• [TASK OBJECTIVE]:
Retype the whole listing, please, keeping every line exact and dropping the pictures.

++++

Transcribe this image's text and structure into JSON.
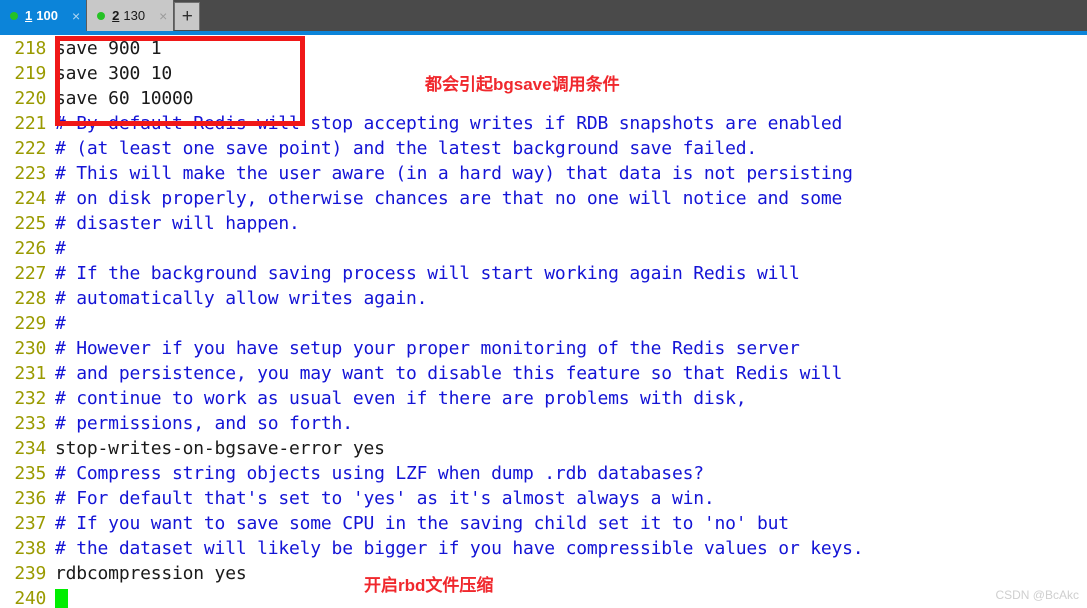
{
  "window": {
    "tabbar": {
      "background_color": "#4a4a4a",
      "accent_color": "#0c84d9",
      "tabs": [
        {
          "index": "1",
          "number": "100",
          "close_label": "×",
          "status_dot": "green-dot-icon",
          "active": true
        },
        {
          "index": "2",
          "number": "130",
          "close_label": "×",
          "status_dot": "green-dot-icon",
          "active": false
        }
      ],
      "new_tab_label": "+"
    }
  },
  "editor": {
    "language": "redis-conf",
    "first_line_number": 218,
    "lines": [
      {
        "no": "218",
        "text": "save 900 1",
        "kind": "code"
      },
      {
        "no": "219",
        "text": "save 300 10",
        "kind": "code"
      },
      {
        "no": "220",
        "text": "save 60 10000",
        "kind": "code"
      },
      {
        "no": "221",
        "text": "# By default Redis will stop accepting writes if RDB snapshots are enabled",
        "kind": "comment"
      },
      {
        "no": "222",
        "text": "# (at least one save point) and the latest background save failed.",
        "kind": "comment"
      },
      {
        "no": "223",
        "text": "# This will make the user aware (in a hard way) that data is not persisting",
        "kind": "comment"
      },
      {
        "no": "224",
        "text": "# on disk properly, otherwise chances are that no one will notice and some",
        "kind": "comment"
      },
      {
        "no": "225",
        "text": "# disaster will happen.",
        "kind": "comment"
      },
      {
        "no": "226",
        "text": "#",
        "kind": "comment"
      },
      {
        "no": "227",
        "text": "# If the background saving process will start working again Redis will",
        "kind": "comment"
      },
      {
        "no": "228",
        "text": "# automatically allow writes again.",
        "kind": "comment"
      },
      {
        "no": "229",
        "text": "#",
        "kind": "comment"
      },
      {
        "no": "230",
        "text": "# However if you have setup your proper monitoring of the Redis server",
        "kind": "comment"
      },
      {
        "no": "231",
        "text": "# and persistence, you may want to disable this feature so that Redis will",
        "kind": "comment"
      },
      {
        "no": "232",
        "text": "# continue to work as usual even if there are problems with disk,",
        "kind": "comment"
      },
      {
        "no": "233",
        "text": "# permissions, and so forth.",
        "kind": "comment"
      },
      {
        "no": "234",
        "text": "stop-writes-on-bgsave-error yes",
        "kind": "code"
      },
      {
        "no": "235",
        "text": "# Compress string objects using LZF when dump .rdb databases?",
        "kind": "comment"
      },
      {
        "no": "236",
        "text": "# For default that's set to 'yes' as it's almost always a win.",
        "kind": "comment"
      },
      {
        "no": "237",
        "text": "# If you want to save some CPU in the saving child set it to 'no' but",
        "kind": "comment"
      },
      {
        "no": "238",
        "text": "# the dataset will likely be bigger if you have compressible values or keys.",
        "kind": "comment"
      },
      {
        "no": "239",
        "text": "rdbcompression yes",
        "kind": "code"
      },
      {
        "no": "240",
        "text": "",
        "kind": "cursor"
      }
    ],
    "colors": {
      "line_number": "#9a9a00",
      "comment": "#1414d6",
      "code": "#1a1a1a",
      "cursor": "#00ee00",
      "background": "#ffffff"
    }
  },
  "annotations": {
    "highlight_color": "#f01818",
    "text_color": "#f0282d",
    "note_save_block": "都会引起bgsave调用条件",
    "note_rdbcompression": "开启rbd文件压缩"
  },
  "watermark": {
    "text": "CSDN @BcAkc"
  }
}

++++

• [RESPONSE]:
Transcribe this image's text and structure into JSON.
{
  "window": {
    "tabbar": {
      "background_color": "#4a4a4a",
      "accent_color": "#0c84d9",
      "tabs": [
        {
          "index": "1",
          "number": "100",
          "close_label": "×",
          "status_dot": "green-dot-icon",
          "active": true
        },
        {
          "index": "2",
          "number": "130",
          "close_label": "×",
          "status_dot": "green-dot-icon",
          "active": false
        }
      ],
      "new_tab_label": "+"
    }
  },
  "editor": {
    "language": "redis-conf",
    "first_line_number": 218,
    "lines": [
      {
        "no": "218",
        "text": "save 900 1",
        "kind": "code"
      },
      {
        "no": "219",
        "text": "save 300 10",
        "kind": "code"
      },
      {
        "no": "220",
        "text": "save 60 10000",
        "kind": "code"
      },
      {
        "no": "221",
        "text": "# By default Redis will stop accepting writes if RDB snapshots are enabled",
        "kind": "comment"
      },
      {
        "no": "222",
        "text": "# (at least one save point) and the latest background save failed.",
        "kind": "comment"
      },
      {
        "no": "223",
        "text": "# This will make the user aware (in a hard way) that data is not persisting",
        "kind": "comment"
      },
      {
        "no": "224",
        "text": "# on disk properly, otherwise chances are that no one will notice and some",
        "kind": "comment"
      },
      {
        "no": "225",
        "text": "# disaster will happen.",
        "kind": "comment"
      },
      {
        "no": "226",
        "text": "#",
        "kind": "comment"
      },
      {
        "no": "227",
        "text": "# If the background saving process will start working again Redis will",
        "kind": "comment"
      },
      {
        "no": "228",
        "text": "# automatically allow writes again.",
        "kind": "comment"
      },
      {
        "no": "229",
        "text": "#",
        "kind": "comment"
      },
      {
        "no": "230",
        "text": "# However if you have setup your proper monitoring of the Redis server",
        "kind": "comment"
      },
      {
        "no": "231",
        "text": "# and persistence, you may want to disable this feature so that Redis will",
        "kind": "comment"
      },
      {
        "no": "232",
        "text": "# continue to work as usual even if there are problems with disk,",
        "kind": "comment"
      },
      {
        "no": "233",
        "text": "# permissions, and so forth.",
        "kind": "comment"
      },
      {
        "no": "234",
        "text": "stop-writes-on-bgsave-error yes",
        "kind": "code"
      },
      {
        "no": "235",
        "text": "# Compress string objects using LZF when dump .rdb databases?",
        "kind": "comment"
      },
      {
        "no": "236",
        "text": "# For default that's set to 'yes' as it's almost always a win.",
        "kind": "comment"
      },
      {
        "no": "237",
        "text": "# If you want to save some CPU in the saving child set it to 'no' but",
        "kind": "comment"
      },
      {
        "no": "238",
        "text": "# the dataset will likely be bigger if you have compressible values or keys.",
        "kind": "comment"
      },
      {
        "no": "239",
        "text": "rdbcompression yes",
        "kind": "code"
      },
      {
        "no": "240",
        "text": "",
        "kind": "cursor"
      }
    ],
    "colors": {
      "line_number": "#9a9a00",
      "comment": "#1414d6",
      "code": "#1a1a1a",
      "cursor": "#00ee00",
      "background": "#ffffff"
    }
  },
  "annotations": {
    "highlight_color": "#f01818",
    "text_color": "#f0282d",
    "note_save_block": "都会引起bgsave调用条件",
    "note_rdbcompression": "开启rbd文件压缩"
  },
  "watermark": {
    "text": "CSDN @BcAkc"
  }
}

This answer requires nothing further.